Exercise task:
Which lines of the records contain "тиіс"? Collect every one of them.
== Data lines
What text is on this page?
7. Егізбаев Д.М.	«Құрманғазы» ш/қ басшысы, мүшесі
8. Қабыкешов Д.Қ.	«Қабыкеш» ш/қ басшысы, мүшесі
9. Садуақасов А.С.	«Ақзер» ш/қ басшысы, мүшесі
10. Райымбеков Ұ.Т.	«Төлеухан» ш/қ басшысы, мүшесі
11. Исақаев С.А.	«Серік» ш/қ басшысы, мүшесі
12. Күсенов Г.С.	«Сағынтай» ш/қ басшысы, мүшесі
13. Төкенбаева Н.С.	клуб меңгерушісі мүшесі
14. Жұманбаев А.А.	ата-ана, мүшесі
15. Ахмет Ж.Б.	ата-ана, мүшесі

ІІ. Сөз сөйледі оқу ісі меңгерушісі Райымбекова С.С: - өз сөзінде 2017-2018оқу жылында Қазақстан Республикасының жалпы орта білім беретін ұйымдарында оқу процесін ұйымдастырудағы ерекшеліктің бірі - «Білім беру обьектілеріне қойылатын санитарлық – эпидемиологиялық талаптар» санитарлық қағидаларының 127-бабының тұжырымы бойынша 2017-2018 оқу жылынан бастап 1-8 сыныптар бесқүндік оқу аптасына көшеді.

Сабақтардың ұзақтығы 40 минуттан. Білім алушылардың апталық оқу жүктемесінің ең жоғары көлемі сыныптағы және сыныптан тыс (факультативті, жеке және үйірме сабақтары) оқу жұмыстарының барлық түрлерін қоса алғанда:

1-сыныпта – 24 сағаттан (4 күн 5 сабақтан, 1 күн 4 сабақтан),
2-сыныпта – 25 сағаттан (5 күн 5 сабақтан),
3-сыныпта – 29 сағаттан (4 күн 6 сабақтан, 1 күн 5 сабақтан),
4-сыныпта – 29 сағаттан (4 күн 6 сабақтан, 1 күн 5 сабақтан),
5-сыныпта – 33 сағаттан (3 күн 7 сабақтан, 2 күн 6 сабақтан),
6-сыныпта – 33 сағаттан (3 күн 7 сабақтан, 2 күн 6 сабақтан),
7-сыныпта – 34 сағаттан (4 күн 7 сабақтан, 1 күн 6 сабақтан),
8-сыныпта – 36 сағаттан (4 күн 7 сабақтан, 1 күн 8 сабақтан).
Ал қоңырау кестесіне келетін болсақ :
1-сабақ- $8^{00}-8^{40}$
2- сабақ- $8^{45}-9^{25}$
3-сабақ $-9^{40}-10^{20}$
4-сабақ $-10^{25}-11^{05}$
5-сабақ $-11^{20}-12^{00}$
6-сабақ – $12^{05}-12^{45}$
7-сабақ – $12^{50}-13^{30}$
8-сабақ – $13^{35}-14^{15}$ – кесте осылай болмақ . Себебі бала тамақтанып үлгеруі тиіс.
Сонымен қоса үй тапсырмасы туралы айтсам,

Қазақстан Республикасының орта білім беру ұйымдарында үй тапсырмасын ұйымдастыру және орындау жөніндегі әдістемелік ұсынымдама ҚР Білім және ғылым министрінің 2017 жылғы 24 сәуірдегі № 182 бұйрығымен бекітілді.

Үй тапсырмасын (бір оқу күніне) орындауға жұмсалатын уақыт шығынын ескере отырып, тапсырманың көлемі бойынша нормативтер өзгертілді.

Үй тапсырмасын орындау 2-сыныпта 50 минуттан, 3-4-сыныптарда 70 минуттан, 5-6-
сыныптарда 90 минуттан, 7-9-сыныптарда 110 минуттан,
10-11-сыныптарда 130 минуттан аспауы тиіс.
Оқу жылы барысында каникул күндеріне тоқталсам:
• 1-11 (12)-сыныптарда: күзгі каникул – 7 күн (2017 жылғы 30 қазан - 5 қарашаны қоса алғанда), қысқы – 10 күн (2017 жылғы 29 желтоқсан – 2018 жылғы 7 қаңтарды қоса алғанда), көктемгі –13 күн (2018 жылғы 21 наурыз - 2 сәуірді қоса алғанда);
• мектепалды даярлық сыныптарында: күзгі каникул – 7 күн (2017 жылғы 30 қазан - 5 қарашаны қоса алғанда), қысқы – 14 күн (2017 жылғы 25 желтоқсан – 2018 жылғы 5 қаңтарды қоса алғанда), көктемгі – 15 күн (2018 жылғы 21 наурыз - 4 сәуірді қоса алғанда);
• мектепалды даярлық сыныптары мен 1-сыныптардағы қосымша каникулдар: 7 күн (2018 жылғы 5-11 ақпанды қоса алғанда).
====
Response to this exercise:
8-сабақ – $13^{35}-14^{15}$ – кесте осылай болмақ . Себебі бала тамақтанып үлгеруі тиіс.
10-11-сыныптарда 130 минуттан аспауы тиіс.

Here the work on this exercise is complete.